▶ [GOAL]
Can you transcribe the passage of the sentencing excerpt below, between "D. Defendant's direct" and "368, Ex. 6].", inclusive?
>> start SOURCE EXTRACT
Concerning the objection to the four-level role enhancement under section 3B1.1(a) of the United States Sentencing Guidelines ("USSG") for being a leader or organizer of an organization involving five or more participants, Defendant's counsel argued that McClure could not count as one of those participants because he was a "buyer," not a "seller." She further asserted that McClure had only identified three women who had allegedly engaged in drug sales with him. However, the district court ultimately overruled the objection and found that, based upon McClure and Starkling's testimony, there were at least five people allegedly involved in the conspiracy and that Defendant was a leader of the organization. [Id. 10-11 and Ex. 3 at 20-22].

Defendant was also subject to an enhancement for being a career offender under USSG § 4B1.1 because he had prior felony convictions for armed robbery and delivery/manufacture of less than 50 grams of cocaine. Defendant's counsel did not specifically challenge his career offender status. Instead, she argued that Defendant's criminal history was overrepresented and sought a downward departure under USSG § 4A1.3(b), or a variance from the guideline range, both of which were denied.

The court determined Defendant's total guideline level to be 38, with a criminal history category of VI, resulting in an advisory guideline range of 361 months to life in prison. However, Defendant's sentence exposure was capped at the statutory maximum of 240 months. Thus, Defendant was sentenced to 240 months in prison. [Id. at 11 and Ex. 3 at 35]. A Judgment to that effect was entered on August 15, 2014. [ECF No. 325].

D. Defendant's direct appeal.

Defendant filed a Notice of Appeal on August 14, 2014. [ECF No. 324]. Purdy was permitted to withdraw as counsel, and Defendant was represented by new court- appointed counsel, Stephen D. Herndon. On appeal, Defendant challenged the reasonableness of the drug quantity attributed to him at sentencing based upon the credibility of McClure's testimony, and the district court's denial of his motion for judgment of acquittal or a new trial. Defendant's Judgment was affirmed on April 2, 2015. United States v. Brooks, No. 14-4660, 599 F. App'x 85 (4th Cir. Apr. 2, 2015). [ECF No. 368, Ex. 6].
>> end SOURCE EXTRACT
>> start DATASET EXCERPTS
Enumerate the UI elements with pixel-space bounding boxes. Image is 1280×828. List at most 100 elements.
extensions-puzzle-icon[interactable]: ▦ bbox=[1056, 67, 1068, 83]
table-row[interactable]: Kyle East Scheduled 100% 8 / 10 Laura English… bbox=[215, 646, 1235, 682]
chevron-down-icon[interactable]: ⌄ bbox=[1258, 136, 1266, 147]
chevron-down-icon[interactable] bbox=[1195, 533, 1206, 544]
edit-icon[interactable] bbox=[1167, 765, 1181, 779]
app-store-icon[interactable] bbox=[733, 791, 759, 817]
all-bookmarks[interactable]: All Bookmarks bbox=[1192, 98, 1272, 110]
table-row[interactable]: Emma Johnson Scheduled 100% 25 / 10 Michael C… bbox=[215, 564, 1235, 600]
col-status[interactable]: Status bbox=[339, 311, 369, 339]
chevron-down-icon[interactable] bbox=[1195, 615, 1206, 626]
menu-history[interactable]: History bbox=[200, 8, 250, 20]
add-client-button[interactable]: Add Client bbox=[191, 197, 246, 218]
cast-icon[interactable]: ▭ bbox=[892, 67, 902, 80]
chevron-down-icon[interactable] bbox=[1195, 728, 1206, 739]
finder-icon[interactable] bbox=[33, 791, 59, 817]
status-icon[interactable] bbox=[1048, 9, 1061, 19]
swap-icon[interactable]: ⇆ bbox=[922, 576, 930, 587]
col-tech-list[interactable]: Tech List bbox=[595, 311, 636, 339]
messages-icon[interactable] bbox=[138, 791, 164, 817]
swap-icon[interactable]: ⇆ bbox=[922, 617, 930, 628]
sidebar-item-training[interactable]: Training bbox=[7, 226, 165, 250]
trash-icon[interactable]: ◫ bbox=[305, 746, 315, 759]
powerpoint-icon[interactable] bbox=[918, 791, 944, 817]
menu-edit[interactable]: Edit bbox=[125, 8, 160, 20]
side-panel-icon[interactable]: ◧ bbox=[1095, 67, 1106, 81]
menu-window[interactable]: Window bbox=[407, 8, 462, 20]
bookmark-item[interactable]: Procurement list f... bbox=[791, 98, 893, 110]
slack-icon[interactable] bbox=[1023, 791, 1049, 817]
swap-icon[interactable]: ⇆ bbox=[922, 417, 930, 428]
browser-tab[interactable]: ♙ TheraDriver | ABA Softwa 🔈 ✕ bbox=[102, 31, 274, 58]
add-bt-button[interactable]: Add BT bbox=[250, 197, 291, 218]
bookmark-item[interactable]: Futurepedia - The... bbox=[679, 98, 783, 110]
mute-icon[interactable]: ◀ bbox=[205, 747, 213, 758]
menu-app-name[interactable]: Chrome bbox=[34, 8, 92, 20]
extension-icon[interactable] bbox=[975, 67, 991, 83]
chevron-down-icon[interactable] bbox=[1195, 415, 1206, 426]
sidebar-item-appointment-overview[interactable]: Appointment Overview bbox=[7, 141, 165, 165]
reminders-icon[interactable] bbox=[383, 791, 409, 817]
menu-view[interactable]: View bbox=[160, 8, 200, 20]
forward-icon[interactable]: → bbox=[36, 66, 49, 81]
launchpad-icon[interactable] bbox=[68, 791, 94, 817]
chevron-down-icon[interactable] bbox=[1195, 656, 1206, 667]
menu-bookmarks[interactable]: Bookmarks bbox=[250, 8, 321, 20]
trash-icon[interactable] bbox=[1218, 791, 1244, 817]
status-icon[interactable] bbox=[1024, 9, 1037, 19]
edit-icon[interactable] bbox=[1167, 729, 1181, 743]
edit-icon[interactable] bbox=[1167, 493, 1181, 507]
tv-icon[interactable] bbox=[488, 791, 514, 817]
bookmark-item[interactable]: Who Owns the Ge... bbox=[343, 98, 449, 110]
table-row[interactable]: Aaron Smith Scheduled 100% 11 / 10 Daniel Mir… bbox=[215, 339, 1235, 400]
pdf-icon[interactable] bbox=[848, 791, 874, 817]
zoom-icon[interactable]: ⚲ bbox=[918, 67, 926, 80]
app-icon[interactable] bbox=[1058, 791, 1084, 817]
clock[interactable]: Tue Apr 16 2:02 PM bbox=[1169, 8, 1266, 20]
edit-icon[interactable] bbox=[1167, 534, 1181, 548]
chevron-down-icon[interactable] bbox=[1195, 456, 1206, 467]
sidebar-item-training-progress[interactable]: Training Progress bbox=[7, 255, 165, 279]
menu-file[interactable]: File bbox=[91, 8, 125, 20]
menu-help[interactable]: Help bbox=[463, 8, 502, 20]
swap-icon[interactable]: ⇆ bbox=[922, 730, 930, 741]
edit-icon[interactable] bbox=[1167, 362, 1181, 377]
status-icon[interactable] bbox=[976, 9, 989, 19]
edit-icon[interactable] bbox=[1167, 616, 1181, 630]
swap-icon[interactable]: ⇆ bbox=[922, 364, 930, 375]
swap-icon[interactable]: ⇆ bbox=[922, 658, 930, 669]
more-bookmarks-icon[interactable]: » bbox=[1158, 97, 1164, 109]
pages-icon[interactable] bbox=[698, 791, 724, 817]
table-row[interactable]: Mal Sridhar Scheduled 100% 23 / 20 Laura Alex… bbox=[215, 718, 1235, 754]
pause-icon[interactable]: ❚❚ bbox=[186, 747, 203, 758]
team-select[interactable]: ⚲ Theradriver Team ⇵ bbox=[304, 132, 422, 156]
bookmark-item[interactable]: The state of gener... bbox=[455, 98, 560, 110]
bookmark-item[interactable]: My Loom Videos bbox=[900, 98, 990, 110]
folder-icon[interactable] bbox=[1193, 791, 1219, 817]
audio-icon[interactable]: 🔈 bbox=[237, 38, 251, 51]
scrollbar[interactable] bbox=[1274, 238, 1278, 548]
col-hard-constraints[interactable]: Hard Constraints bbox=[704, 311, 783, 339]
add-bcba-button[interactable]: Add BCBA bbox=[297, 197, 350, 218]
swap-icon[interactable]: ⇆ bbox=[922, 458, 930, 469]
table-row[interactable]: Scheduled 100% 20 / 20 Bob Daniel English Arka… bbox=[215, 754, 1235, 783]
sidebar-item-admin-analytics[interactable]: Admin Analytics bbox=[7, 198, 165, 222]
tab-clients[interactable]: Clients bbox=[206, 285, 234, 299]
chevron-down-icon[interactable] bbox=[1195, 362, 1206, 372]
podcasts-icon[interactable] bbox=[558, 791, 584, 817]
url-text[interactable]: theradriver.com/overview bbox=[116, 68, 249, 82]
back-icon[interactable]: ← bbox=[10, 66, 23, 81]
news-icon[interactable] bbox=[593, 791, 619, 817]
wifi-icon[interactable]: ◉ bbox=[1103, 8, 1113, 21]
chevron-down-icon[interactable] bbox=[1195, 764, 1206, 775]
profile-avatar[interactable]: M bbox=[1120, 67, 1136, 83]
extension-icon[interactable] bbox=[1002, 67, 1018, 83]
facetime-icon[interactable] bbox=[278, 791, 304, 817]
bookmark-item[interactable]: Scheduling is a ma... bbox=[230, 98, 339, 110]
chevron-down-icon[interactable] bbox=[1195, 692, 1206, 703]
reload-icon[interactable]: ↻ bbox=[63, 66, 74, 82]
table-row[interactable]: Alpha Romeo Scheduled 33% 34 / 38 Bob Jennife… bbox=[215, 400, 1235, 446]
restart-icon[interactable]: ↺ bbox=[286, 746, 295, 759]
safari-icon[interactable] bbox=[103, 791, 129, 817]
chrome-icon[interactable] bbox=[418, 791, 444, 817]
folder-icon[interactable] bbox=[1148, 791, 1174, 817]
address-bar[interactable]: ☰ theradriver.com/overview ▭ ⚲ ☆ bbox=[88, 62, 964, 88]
>> end DATASET EXCERPTS
▶ [TASK ANSWER]
D. Defendant's direct appeal.

Defendant filed a Notice of Appeal on August 14, 2014. [ECF No. 324]. Purdy was permitted to withdraw as counsel, and Defendant was represented by new court- appointed counsel, Stephen D. Herndon. On appeal, Defendant challenged the reasonableness of the drug quantity attributed to him at sentencing based upon the credibility of McClure's testimony, and the district court's denial of his motion for judgment of acquittal or a new trial. Defendant's Judgment was affirmed on April 2, 2015. United States v. Brooks, No. 14-4660, 599 F. App'x 85 (4th Cir. Apr. 2, 2015). [ECF No. 368, Ex. 6].